Required task 1: Rewrite the rows below from the first one through the line with "hpd-region-proto-model: [557, 851, 918, 1005]", replacing "location" with "position" and leaving everything else unchanged.

Selection:
*****
13.Section 254 of the Act says that the Appellate Tribunal may, after giving both the parties to the appeal an opportunity of being heard, pass such orders thereon as it thinks fit.
14.Reference may be made to National Thermal Power Co. Ltd. v. Commissioner of Income Tax, where the Supreme Court observed that:
The power of the Tribunal in dealing with appeals is thus expressed in the widest possible terms. The purpose of the assessment proceedings before the taxing authorities is to assess correctly the tax liability of an assessee in accordance with law. We do not see any reason to restrict the power of the Tribunal under Section 254 only to decide the grounds which arise from the order of the Commissioner of Income-tax (Appeals). Both the assessees as well as the Department have a right to file an appeal/cross-objections before the Tribunal. We fail to see why the Tribunal should be prevented from considering questions of law arising in assessment proceedings although not raised earlier.
*****
Material to process:
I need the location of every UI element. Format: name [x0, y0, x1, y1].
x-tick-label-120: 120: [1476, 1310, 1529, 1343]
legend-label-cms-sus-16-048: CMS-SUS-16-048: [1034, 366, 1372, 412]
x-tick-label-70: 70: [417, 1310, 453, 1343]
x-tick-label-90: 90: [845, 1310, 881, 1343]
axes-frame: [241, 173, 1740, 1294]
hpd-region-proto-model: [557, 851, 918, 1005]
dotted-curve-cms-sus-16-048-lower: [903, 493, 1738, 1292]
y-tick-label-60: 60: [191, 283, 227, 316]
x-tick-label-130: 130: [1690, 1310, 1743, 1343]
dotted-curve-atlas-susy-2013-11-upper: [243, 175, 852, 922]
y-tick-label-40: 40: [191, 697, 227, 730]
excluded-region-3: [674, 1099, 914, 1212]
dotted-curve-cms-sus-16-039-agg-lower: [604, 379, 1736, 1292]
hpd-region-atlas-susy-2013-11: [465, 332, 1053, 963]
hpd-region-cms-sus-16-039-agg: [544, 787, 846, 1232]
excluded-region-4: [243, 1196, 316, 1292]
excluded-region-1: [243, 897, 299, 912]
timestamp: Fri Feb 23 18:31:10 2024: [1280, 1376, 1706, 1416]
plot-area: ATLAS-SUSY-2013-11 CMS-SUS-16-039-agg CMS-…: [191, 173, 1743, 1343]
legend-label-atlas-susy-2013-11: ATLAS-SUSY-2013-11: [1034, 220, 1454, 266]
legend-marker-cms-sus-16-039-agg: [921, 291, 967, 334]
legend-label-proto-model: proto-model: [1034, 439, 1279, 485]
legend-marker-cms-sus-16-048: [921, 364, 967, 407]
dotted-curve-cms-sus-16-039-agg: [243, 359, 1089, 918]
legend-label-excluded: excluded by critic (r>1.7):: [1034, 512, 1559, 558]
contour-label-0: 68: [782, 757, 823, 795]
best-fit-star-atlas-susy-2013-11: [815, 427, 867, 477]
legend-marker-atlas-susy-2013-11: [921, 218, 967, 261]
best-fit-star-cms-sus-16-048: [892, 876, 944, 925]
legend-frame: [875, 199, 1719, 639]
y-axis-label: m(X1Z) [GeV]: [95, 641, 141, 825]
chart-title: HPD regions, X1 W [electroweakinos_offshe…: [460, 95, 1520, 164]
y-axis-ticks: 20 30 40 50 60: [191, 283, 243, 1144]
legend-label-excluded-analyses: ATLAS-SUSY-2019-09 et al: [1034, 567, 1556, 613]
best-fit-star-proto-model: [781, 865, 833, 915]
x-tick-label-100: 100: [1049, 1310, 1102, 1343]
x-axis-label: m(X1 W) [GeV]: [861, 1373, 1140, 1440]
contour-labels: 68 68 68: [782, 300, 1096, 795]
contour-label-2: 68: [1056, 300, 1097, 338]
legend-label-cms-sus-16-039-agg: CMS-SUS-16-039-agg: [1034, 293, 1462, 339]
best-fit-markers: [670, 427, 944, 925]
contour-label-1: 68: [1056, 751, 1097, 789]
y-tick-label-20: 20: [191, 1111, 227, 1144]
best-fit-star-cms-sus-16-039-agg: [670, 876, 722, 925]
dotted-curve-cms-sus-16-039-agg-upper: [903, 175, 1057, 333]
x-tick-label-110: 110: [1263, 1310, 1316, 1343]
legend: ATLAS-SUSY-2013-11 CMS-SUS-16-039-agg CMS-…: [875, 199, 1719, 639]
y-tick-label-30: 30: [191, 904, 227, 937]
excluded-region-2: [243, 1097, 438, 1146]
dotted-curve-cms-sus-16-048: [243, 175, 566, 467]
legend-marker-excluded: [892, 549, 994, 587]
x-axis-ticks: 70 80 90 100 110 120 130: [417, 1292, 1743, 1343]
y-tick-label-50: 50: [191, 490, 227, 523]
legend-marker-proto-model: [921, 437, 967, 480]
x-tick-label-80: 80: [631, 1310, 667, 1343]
*****
Required task 2: Continue the passage on the Appellate Tribunal's powers under Section 254 from where it stops.

Task answer 1:
I need the position of every UI element. Format: name [x0, y0, x1, y1].
x-tick-label-120: 120: [1476, 1310, 1529, 1343]
legend-label-cms-sus-16-048: CMS-SUS-16-048: [1034, 366, 1372, 412]
x-tick-label-70: 70: [417, 1310, 453, 1343]
x-tick-label-90: 90: [845, 1310, 881, 1343]
axes-frame: [241, 173, 1740, 1294]
hpd-region-proto-model: [557, 851, 918, 1005]

Task answer 2:
13. In the case of Jute Corporation of India Ltd. v. Commissioner of Income Tax: (1991) 187 ITR 688 (SC), while dealing with the powers of the Appellate Assistant Commissioner, the Supreme Court observed that:
An appellate authority has all the powers which the original authority may have in deciding the question before it subject to the restrictions or limitations, if any, prescribed by the statutory provisions. In the absence of any statutory provision, the appellate authority is vested with all the plenary powers which the subordinate authority may have in the matter. There is no good reason to justify curtailment of the power of the Appellate Assistant Commissioner in entertaining an additional ground raised by the assessee in seeking modification of the order of assessment passed by the Income-tax Officer. This Court further observed that there may be several factors justifying the raising of a new plea in an appeal and each case has to be considered in its own facts. The Appellate Assistant Commissioner must be satisfied that the ground raised was bona fide and that the same could not have been raised earlier for good reasons. The Appellate Assistant Commissioner should exercise his discretion in permitting or not permitting the assessee to raise an additional ground in accordance with law and reason. The same observations would apply to appeals before the Tribunal also.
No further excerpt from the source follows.